**Given exercise:**
Every line below that contains "name" is to be copied.

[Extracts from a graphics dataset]

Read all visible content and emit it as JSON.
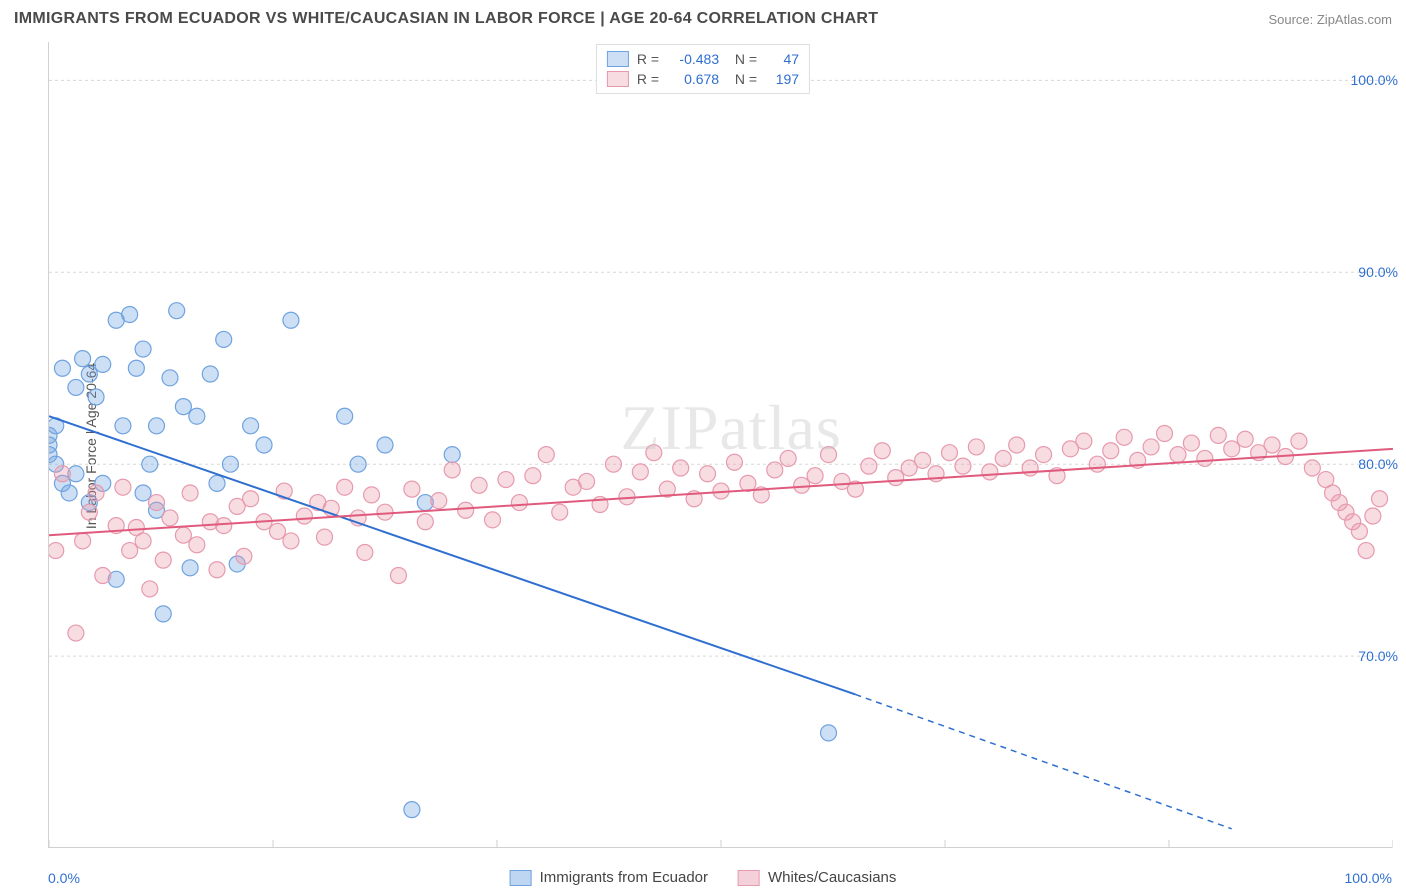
{
  "title": "IMMIGRANTS FROM ECUADOR VS WHITE/CAUCASIAN IN LABOR FORCE | AGE 20-64 CORRELATION CHART",
  "source": "Source: ZipAtlas.com",
  "watermark": "ZIPatlas",
  "ylabel": "In Labor Force | Age 20-64",
  "chart": {
    "type": "scatter",
    "xlim": [
      0,
      100
    ],
    "ylim": [
      60,
      102
    ],
    "yticks": [
      70,
      80,
      90,
      100
    ],
    "ytick_labels": [
      "70.0%",
      "80.0%",
      "90.0%",
      "100.0%"
    ],
    "xticks": [
      0,
      16.67,
      33.33,
      50,
      66.67,
      83.33,
      100
    ],
    "x_start_label": "0.0%",
    "x_end_label": "100.0%",
    "background_color": "#ffffff",
    "grid_color": "#d8d8d8",
    "series": [
      {
        "name": "Immigrants from Ecuador",
        "marker_color": "#6fa3e0",
        "marker_fill": "rgba(111,163,224,0.35)",
        "marker_radius": 8,
        "line_color": "#2f6fd0",
        "line_width": 2,
        "R": "-0.483",
        "N": "47",
        "trend": {
          "x1": 0,
          "y1": 82.5,
          "x2": 60,
          "y2": 68,
          "x1_solid": 0,
          "y1_solid": 82.5,
          "x2_solid": 60,
          "y2_solid": 68,
          "x2_dash": 88,
          "y2_dash": 61
        },
        "points": [
          [
            0,
            81
          ],
          [
            0,
            80.5
          ],
          [
            0,
            81.5
          ],
          [
            0.5,
            80
          ],
          [
            0.5,
            82
          ],
          [
            1,
            79
          ],
          [
            1,
            85
          ],
          [
            1.5,
            78.5
          ],
          [
            2,
            84
          ],
          [
            2,
            79.5
          ],
          [
            2.5,
            85.5
          ],
          [
            3,
            84.7
          ],
          [
            3,
            78
          ],
          [
            3.5,
            83.5
          ],
          [
            4,
            85.2
          ],
          [
            4,
            79
          ],
          [
            5,
            87.5
          ],
          [
            5,
            74
          ],
          [
            5.5,
            82
          ],
          [
            6,
            87.8
          ],
          [
            6.5,
            85
          ],
          [
            7,
            86
          ],
          [
            7,
            78.5
          ],
          [
            7.5,
            80
          ],
          [
            8,
            82
          ],
          [
            8,
            77.6
          ],
          [
            8.5,
            72.2
          ],
          [
            9,
            84.5
          ],
          [
            9.5,
            88
          ],
          [
            10,
            83
          ],
          [
            10.5,
            74.6
          ],
          [
            11,
            82.5
          ],
          [
            12,
            84.7
          ],
          [
            12.5,
            79
          ],
          [
            13,
            86.5
          ],
          [
            13.5,
            80
          ],
          [
            14,
            74.8
          ],
          [
            15,
            82
          ],
          [
            16,
            81
          ],
          [
            18,
            87.5
          ],
          [
            22,
            82.5
          ],
          [
            23,
            80
          ],
          [
            25,
            81
          ],
          [
            28,
            78
          ],
          [
            30,
            80.5
          ],
          [
            27,
            62
          ],
          [
            58,
            66
          ]
        ]
      },
      {
        "name": "Whites/Caucasians",
        "marker_color": "#e79aad",
        "marker_fill": "rgba(231,154,173,0.35)",
        "marker_radius": 8,
        "line_color": "#e05a7d",
        "line_width": 2,
        "R": "0.678",
        "N": "197",
        "trend": {
          "x1": 0,
          "y1": 76.3,
          "x2": 100,
          "y2": 80.8
        },
        "points": [
          [
            0.5,
            75.5
          ],
          [
            1,
            79.5
          ],
          [
            2,
            71.2
          ],
          [
            2.5,
            76
          ],
          [
            3,
            77.5
          ],
          [
            3.5,
            78.5
          ],
          [
            4,
            74.2
          ],
          [
            5,
            76.8
          ],
          [
            5.5,
            78.8
          ],
          [
            6,
            75.5
          ],
          [
            6.5,
            76.7
          ],
          [
            7,
            76
          ],
          [
            7.5,
            73.5
          ],
          [
            8,
            78
          ],
          [
            8.5,
            75
          ],
          [
            9,
            77.2
          ],
          [
            10,
            76.3
          ],
          [
            10.5,
            78.5
          ],
          [
            11,
            75.8
          ],
          [
            12,
            77
          ],
          [
            12.5,
            74.5
          ],
          [
            13,
            76.8
          ],
          [
            14,
            77.8
          ],
          [
            14.5,
            75.2
          ],
          [
            15,
            78.2
          ],
          [
            16,
            77
          ],
          [
            17,
            76.5
          ],
          [
            17.5,
            78.6
          ],
          [
            18,
            76
          ],
          [
            19,
            77.3
          ],
          [
            20,
            78
          ],
          [
            20.5,
            76.2
          ],
          [
            21,
            77.7
          ],
          [
            22,
            78.8
          ],
          [
            23,
            77.2
          ],
          [
            23.5,
            75.4
          ],
          [
            24,
            78.4
          ],
          [
            25,
            77.5
          ],
          [
            26,
            74.2
          ],
          [
            27,
            78.7
          ],
          [
            28,
            77
          ],
          [
            29,
            78.1
          ],
          [
            30,
            79.7
          ],
          [
            31,
            77.6
          ],
          [
            32,
            78.9
          ],
          [
            33,
            77.1
          ],
          [
            34,
            79.2
          ],
          [
            35,
            78
          ],
          [
            36,
            79.4
          ],
          [
            37,
            80.5
          ],
          [
            38,
            77.5
          ],
          [
            39,
            78.8
          ],
          [
            40,
            79.1
          ],
          [
            41,
            77.9
          ],
          [
            42,
            80
          ],
          [
            43,
            78.3
          ],
          [
            44,
            79.6
          ],
          [
            45,
            80.6
          ],
          [
            46,
            78.7
          ],
          [
            47,
            79.8
          ],
          [
            48,
            78.2
          ],
          [
            49,
            79.5
          ],
          [
            50,
            78.6
          ],
          [
            51,
            80.1
          ],
          [
            52,
            79
          ],
          [
            53,
            78.4
          ],
          [
            54,
            79.7
          ],
          [
            55,
            80.3
          ],
          [
            56,
            78.9
          ],
          [
            57,
            79.4
          ],
          [
            58,
            80.5
          ],
          [
            59,
            79.1
          ],
          [
            60,
            78.7
          ],
          [
            61,
            79.9
          ],
          [
            62,
            80.7
          ],
          [
            63,
            79.3
          ],
          [
            64,
            79.8
          ],
          [
            65,
            80.2
          ],
          [
            66,
            79.5
          ],
          [
            67,
            80.6
          ],
          [
            68,
            79.9
          ],
          [
            69,
            80.9
          ],
          [
            70,
            79.6
          ],
          [
            71,
            80.3
          ],
          [
            72,
            81
          ],
          [
            73,
            79.8
          ],
          [
            74,
            80.5
          ],
          [
            75,
            79.4
          ],
          [
            76,
            80.8
          ],
          [
            77,
            81.2
          ],
          [
            78,
            80
          ],
          [
            79,
            80.7
          ],
          [
            80,
            81.4
          ],
          [
            81,
            80.2
          ],
          [
            82,
            80.9
          ],
          [
            83,
            81.6
          ],
          [
            84,
            80.5
          ],
          [
            85,
            81.1
          ],
          [
            86,
            80.3
          ],
          [
            87,
            81.5
          ],
          [
            88,
            80.8
          ],
          [
            89,
            81.3
          ],
          [
            90,
            80.6
          ],
          [
            91,
            81
          ],
          [
            92,
            80.4
          ],
          [
            93,
            81.2
          ],
          [
            94,
            79.8
          ],
          [
            95,
            79.2
          ],
          [
            95.5,
            78.5
          ],
          [
            96,
            78
          ],
          [
            96.5,
            77.5
          ],
          [
            97,
            77
          ],
          [
            97.5,
            76.5
          ],
          [
            98,
            75.5
          ],
          [
            98.5,
            77.3
          ],
          [
            99,
            78.2
          ]
        ]
      }
    ]
  },
  "legend_bottom": [
    {
      "label": "Immigrants from Ecuador",
      "fill": "rgba(111,163,224,0.45)",
      "stroke": "#6fa3e0"
    },
    {
      "label": "Whites/Caucasians",
      "fill": "rgba(231,154,173,0.45)",
      "stroke": "#e79aad"
    }
  ]
}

**Answer to the exercise:**
        "name": "Immigrants from Ecuador",
        "name": "Whites/Caucasians",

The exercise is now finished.